* YOUR OBJECTIVE
Each entry below should be returned exactly as is, with the pictures removed.

* RECORDS SHOWN
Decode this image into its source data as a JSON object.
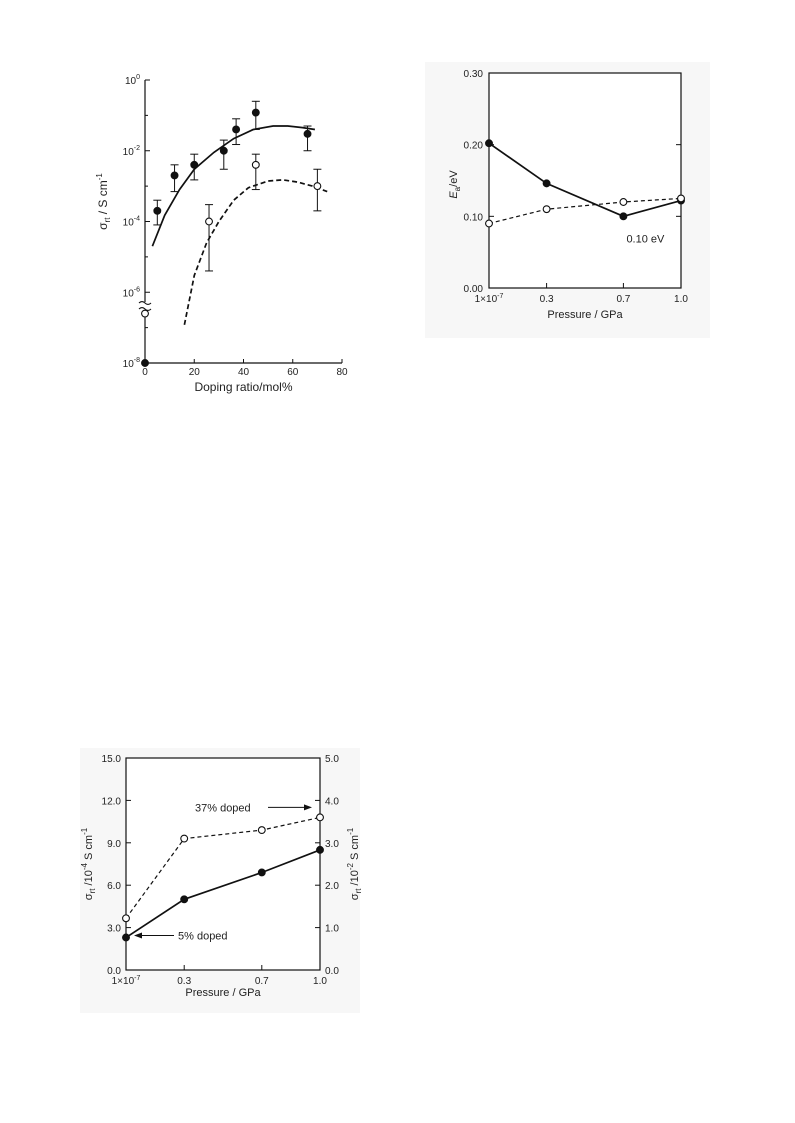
{
  "chart_data": [
    {
      "type": "scatter",
      "xlabel": "Doping ratio/mol%",
      "ylabel": "σrt / S cm-1",
      "ylabel_main": "σ",
      "ylabel_sub": "rt",
      "ylabel_unit": " / S cm",
      "ylabel_sup": "-1",
      "scale": "log",
      "xlim": [
        0,
        80
      ],
      "ylim_log": [
        -8,
        0
      ],
      "x_ticks": [
        "0",
        "20",
        "40",
        "60",
        "80"
      ],
      "y_ticks": [
        {
          "base": "10",
          "exp": "-8"
        },
        {
          "base": "10",
          "exp": "-6"
        },
        {
          "base": "10",
          "exp": "-4"
        },
        {
          "base": "10",
          "exp": "-2"
        },
        {
          "base": "10",
          "exp": "0"
        }
      ],
      "series": [
        {
          "marker": "filled",
          "points": [
            {
              "x": 0,
              "y": 1e-08
            },
            {
              "x": 5,
              "y": 0.0002,
              "lo": 8e-05,
              "hi": 0.0004
            },
            {
              "x": 12,
              "y": 0.002,
              "lo": 0.0007,
              "hi": 0.004
            },
            {
              "x": 20,
              "y": 0.004,
              "lo": 0.0015,
              "hi": 0.008
            },
            {
              "x": 32,
              "y": 0.01,
              "lo": 0.003,
              "hi": 0.02
            },
            {
              "x": 37,
              "y": 0.04,
              "lo": 0.015,
              "hi": 0.08
            },
            {
              "x": 45,
              "y": 0.12,
              "lo": 0.04,
              "hi": 0.25
            },
            {
              "x": 66,
              "y": 0.03,
              "lo": 0.01,
              "hi": 0.05
            }
          ],
          "curve": [
            [
              3,
              2e-05
            ],
            [
              8,
              0.00015
            ],
            [
              14,
              0.0008
            ],
            [
              20,
              0.003
            ],
            [
              28,
              0.009
            ],
            [
              36,
              0.022
            ],
            [
              44,
              0.04
            ],
            [
              52,
              0.05
            ],
            [
              58,
              0.05
            ],
            [
              64,
              0.045
            ],
            [
              69,
              0.04
            ]
          ],
          "curve_style": "solid"
        },
        {
          "marker": "open",
          "points": [
            {
              "x": 0,
              "y": 2.5e-07
            },
            {
              "x": 26,
              "y": 0.0001,
              "lo": 4e-06,
              "hi": 0.0003
            },
            {
              "x": 45,
              "y": 0.004,
              "lo": 0.0008,
              "hi": 0.008
            },
            {
              "x": 70,
              "y": 0.001,
              "lo": 0.0002,
              "hi": 0.003
            }
          ],
          "curve": [
            [
              16,
              1.2e-07
            ],
            [
              20,
              3e-06
            ],
            [
              25,
              2.5e-05
            ],
            [
              30,
              0.0001
            ],
            [
              36,
              0.0004
            ],
            [
              42,
              0.0009
            ],
            [
              50,
              0.0014
            ],
            [
              56,
              0.0015
            ],
            [
              62,
              0.0013
            ],
            [
              68,
              0.001
            ],
            [
              74,
              0.0007
            ]
          ],
          "curve_style": "dashed"
        }
      ]
    },
    {
      "type": "line",
      "xlabel": "Pressure / GPa",
      "ylabel_main": "E",
      "ylabel_sub": "a",
      "ylabel_unit": "/eV",
      "categories": [
        "1×10-7",
        "0.3",
        "0.7",
        "1.0"
      ],
      "category_base": "1×10",
      "category_sup": "-7",
      "x_values": [
        0,
        0.3,
        0.7,
        1.0
      ],
      "ylim": [
        0,
        0.3
      ],
      "y_ticks": [
        "0.00",
        "0.10",
        "0.20",
        "0.30"
      ],
      "series": [
        {
          "marker": "filled",
          "style": "solid",
          "values": [
            0.202,
            0.146,
            0.1,
            0.122
          ]
        },
        {
          "marker": "open",
          "style": "dashed",
          "values": [
            0.09,
            0.11,
            0.12,
            0.125
          ]
        }
      ],
      "annotation": "0.10 eV"
    },
    {
      "type": "line",
      "xlabel": "Pressure / GPa",
      "categories": [
        "1×10-7",
        "0.3",
        "0.7",
        "1.0"
      ],
      "category_base": "1×10",
      "category_sup": "-7",
      "x_values": [
        0,
        0.3,
        0.7,
        1.0
      ],
      "ylim_left": [
        0,
        15
      ],
      "ylim_right": [
        0,
        5
      ],
      "y_ticks_left": [
        "0.0",
        "3.0",
        "6.0",
        "9.0",
        "12.0",
        "15.0"
      ],
      "y_ticks_right": [
        "0.0",
        "1.0",
        "2.0",
        "3.0",
        "4.0",
        "5.0"
      ],
      "ylabel_left": {
        "main": "σ",
        "sub": "rt",
        "unit": " /10",
        "sup": "-4",
        "tail": " S cm",
        "sup2": "-1"
      },
      "ylabel_right": {
        "main": "σ",
        "sub": "rt",
        "unit": " /10",
        "sup": "-2",
        "tail": " S cm",
        "sup2": "-1"
      },
      "series": [
        {
          "name": "5% doped",
          "axis": "left",
          "marker": "filled",
          "style": "solid",
          "values": [
            2.3,
            5.0,
            6.9,
            8.5
          ]
        },
        {
          "name": "37% doped",
          "axis": "right",
          "marker": "open",
          "style": "dashed",
          "values": [
            1.22,
            3.1,
            3.3,
            3.6
          ]
        }
      ],
      "labels": {
        "five": "5% doped",
        "thirtyseven": "37% doped"
      }
    }
  ]
}
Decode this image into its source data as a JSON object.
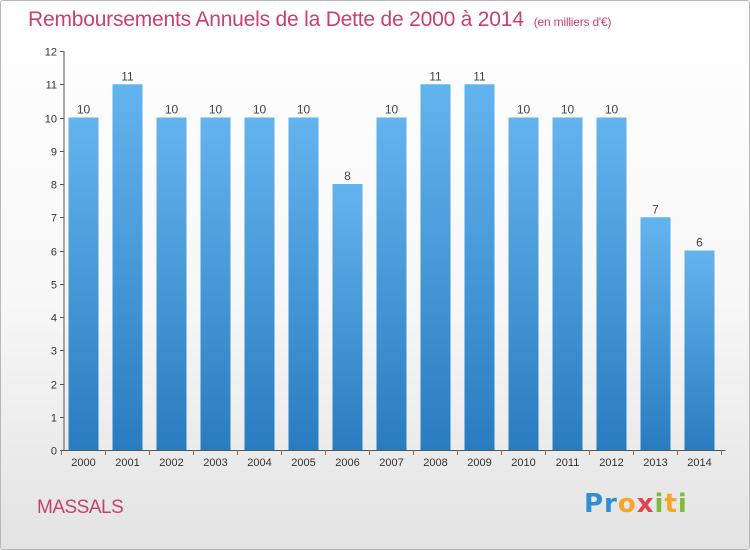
{
  "header": {
    "title": "Remboursements Annuels de la Dette de 2000 à 2014",
    "unit": "(en milliers d'€)"
  },
  "footer": {
    "town": "MASSALS",
    "logo": "Proxiti"
  },
  "colors": {
    "title": "#c8416e",
    "bar_top": "#63b4ee",
    "bar_bottom": "#2a7cc0"
  },
  "chart_data": {
    "type": "bar",
    "categories": [
      "2000",
      "2001",
      "2002",
      "2003",
      "2004",
      "2005",
      "2006",
      "2007",
      "2008",
      "2009",
      "2010",
      "2011",
      "2012",
      "2013",
      "2014"
    ],
    "values": [
      10,
      11,
      10,
      10,
      10,
      10,
      8,
      10,
      11,
      11,
      10,
      10,
      10,
      7,
      6
    ],
    "title": "Remboursements Annuels de la Dette de 2000 à 2014",
    "xlabel": "",
    "ylabel": "",
    "ylim": [
      0,
      12
    ],
    "yticks": [
      0,
      1,
      2,
      3,
      4,
      5,
      6,
      7,
      8,
      9,
      10,
      11,
      12
    ],
    "grid": false,
    "legend": "none"
  }
}
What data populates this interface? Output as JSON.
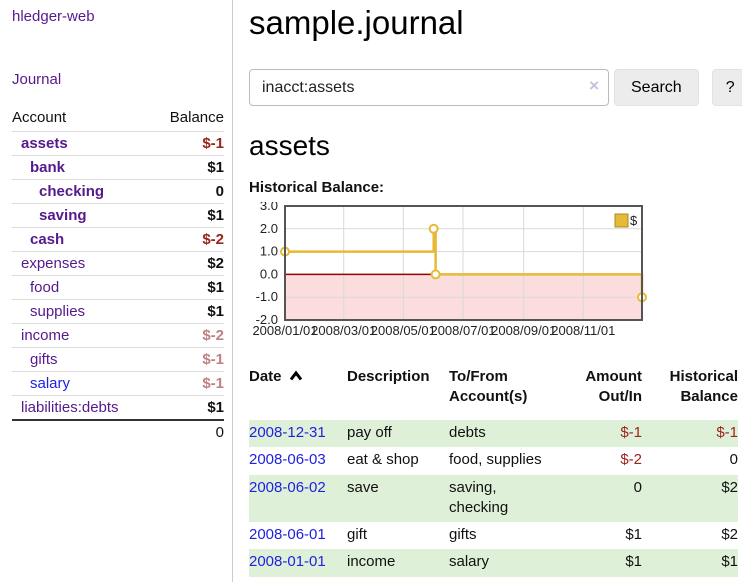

* IN RESPONSE
Decode this image into its source data as a JSON object.
{
  "chart_data": [
    {
      "type": "scatter",
      "xlabel": "Doping ratio/mol%",
      "ylabel": "σrt / S cm-1",
      "ylabel_main": "σ",
      "ylabel_sub": "rt",
      "ylabel_unit": " / S cm",
      "ylabel_sup": "-1",
      "scale": "log",
      "xlim": [
        0,
        80
      ],
      "ylim_log": [
        -8,
        0
      ],
      "x_ticks": [
        "0",
        "20",
        "40",
        "60",
        "80"
      ],
      "y_ticks": [
        {
          "base": "10",
          "exp": "-8"
        },
        {
          "base": "10",
          "exp": "-6"
        },
        {
          "base": "10",
          "exp": "-4"
        },
        {
          "base": "10",
          "exp": "-2"
        },
        {
          "base": "10",
          "exp": "0"
        }
      ],
      "series": [
        {
          "marker": "filled",
          "points": [
            {
              "x": 0,
              "y": 1e-08
            },
            {
              "x": 5,
              "y": 0.0002,
              "lo": 8e-05,
              "hi": 0.0004
            },
            {
              "x": 12,
              "y": 0.002,
              "lo": 0.0007,
              "hi": 0.004
            },
            {
              "x": 20,
              "y": 0.004,
              "lo": 0.0015,
              "hi": 0.008
            },
            {
              "x": 32,
              "y": 0.01,
              "lo": 0.003,
              "hi": 0.02
            },
            {
              "x": 37,
              "y": 0.04,
              "lo": 0.015,
              "hi": 0.08
            },
            {
              "x": 45,
              "y": 0.12,
              "lo": 0.04,
              "hi": 0.25
            },
            {
              "x": 66,
              "y": 0.03,
              "lo": 0.01,
              "hi": 0.05
            }
          ],
          "curve": [
            [
              3,
              2e-05
            ],
            [
              8,
              0.00015
            ],
            [
              14,
              0.0008
            ],
            [
              20,
              0.003
            ],
            [
              28,
              0.009
            ],
            [
              36,
              0.022
            ],
            [
              44,
              0.04
            ],
            [
              52,
              0.05
            ],
            [
              58,
              0.05
            ],
            [
              64,
              0.045
            ],
            [
              69,
              0.04
            ]
          ],
          "curve_style": "solid"
        },
        {
          "marker": "open",
          "points": [
            {
              "x": 0,
              "y": 2.5e-07
            },
            {
              "x": 26,
              "y": 0.0001,
              "lo": 4e-06,
              "hi": 0.0003
            },
            {
              "x": 45,
              "y": 0.004,
              "lo": 0.0008,
              "hi": 0.008
            },
            {
              "x": 70,
              "y": 0.001,
              "lo": 0.0002,
              "hi": 0.003
            }
          ],
          "curve": [
            [
              16,
              1.2e-07
            ],
            [
              20,
              3e-06
            ],
            [
              25,
              2.5e-05
            ],
            [
              30,
              0.0001
            ],
            [
              36,
              0.0004
            ],
            [
              42,
              0.0009
            ],
            [
              50,
              0.0014
            ],
            [
              56,
              0.0015
            ],
            [
              62,
              0.0013
            ],
            [
              68,
              0.001
            ],
            [
              74,
              0.0007
            ]
          ],
          "curve_style": "dashed"
        }
      ]
    },
    {
      "type": "line",
      "xlabel": "Pressure / GPa",
      "ylabel_main": "E",
      "ylabel_sub": "a",
      "ylabel_unit": "/eV",
      "categories": [
        "1×10-7",
        "0.3",
        "0.7",
        "1.0"
      ],
      "category_base": "1×10",
      "category_sup": "-7",
      "x_values": [
        0,
        0.3,
        0.7,
        1.0
      ],
      "ylim": [
        0,
        0.3
      ],
      "y_ticks": [
        "0.00",
        "0.10",
        "0.20",
        "0.30"
      ],
      "series": [
        {
          "marker": "filled",
          "style": "solid",
          "values": [
            0.202,
            0.146,
            0.1,
            0.122
          ]
        },
        {
          "marker": "open",
          "style": "dashed",
          "values": [
            0.09,
            0.11,
            0.12,
            0.125
          ]
        }
      ],
      "annotation": "0.10 eV"
    },
    {
      "type": "line",
      "xlabel": "Pressure / GPa",
      "categories": [
        "1×10-7",
        "0.3",
        "0.7",
        "1.0"
      ],
      "category_base": "1×10",
      "category_sup": "-7",
      "x_values": [
        0,
        0.3,
        0.7,
        1.0
      ],
      "ylim_left": [
        0,
        15
      ],
      "ylim_right": [
        0,
        5
      ],
      "y_ticks_left": [
        "0.0",
        "3.0",
        "6.0",
        "9.0",
        "12.0",
        "15.0"
      ],
      "y_ticks_right": [
        "0.0",
        "1.0",
        "2.0",
        "3.0",
        "4.0",
        "5.0"
      ],
      "ylabel_left": {
        "main": "σ",
        "sub": "rt",
        "unit": " /10",
        "sup": "-4",
        "tail": " S cm",
        "sup2": "-1"
      },
      "ylabel_right": {
        "main": "σ",
        "sub": "rt",
        "unit": " /10",
        "sup": "-2",
        "tail": " S cm",
        "sup2": "-1"
      },
      "series": [
        {
          "name": "5% doped",
          "axis": "left",
          "marker": "filled",
          "style": "solid",
          "values": [
            2.3,
            5.0,
            6.9,
            8.5
          ]
        },
        {
          "name": "37% doped",
          "axis": "right",
          "marker": "open",
          "style": "dashed",
          "values": [
            1.22,
            3.1,
            3.3,
            3.6
          ]
        }
      ],
      "labels": {
        "five": "5% doped",
        "thirtyseven": "37% doped"
      }
    }
  ]
}
Decode this image into its source data as a JSON object.
{
  "header": {
    "title": "Remboursements Annuels de la Dette de 2000 à 2014",
    "unit": "(en milliers d'€)"
  },
  "footer": {
    "town": "MASSALS",
    "logo": "Proxiti"
  },
  "colors": {
    "title": "#c8416e",
    "bar_top": "#63b4ee",
    "bar_bottom": "#2a7cc0"
  },
  "chart_data": {
    "type": "bar",
    "categories": [
      "2000",
      "2001",
      "2002",
      "2003",
      "2004",
      "2005",
      "2006",
      "2007",
      "2008",
      "2009",
      "2010",
      "2011",
      "2012",
      "2013",
      "2014"
    ],
    "values": [
      10,
      11,
      10,
      10,
      10,
      10,
      8,
      10,
      11,
      11,
      10,
      10,
      10,
      7,
      6
    ],
    "title": "Remboursements Annuels de la Dette de 2000 à 2014",
    "xlabel": "",
    "ylabel": "",
    "ylim": [
      0,
      12
    ],
    "yticks": [
      0,
      1,
      2,
      3,
      4,
      5,
      6,
      7,
      8,
      9,
      10,
      11,
      12
    ],
    "grid": false,
    "legend": "none"
  }
}
What data populates this interface? Output as JSON.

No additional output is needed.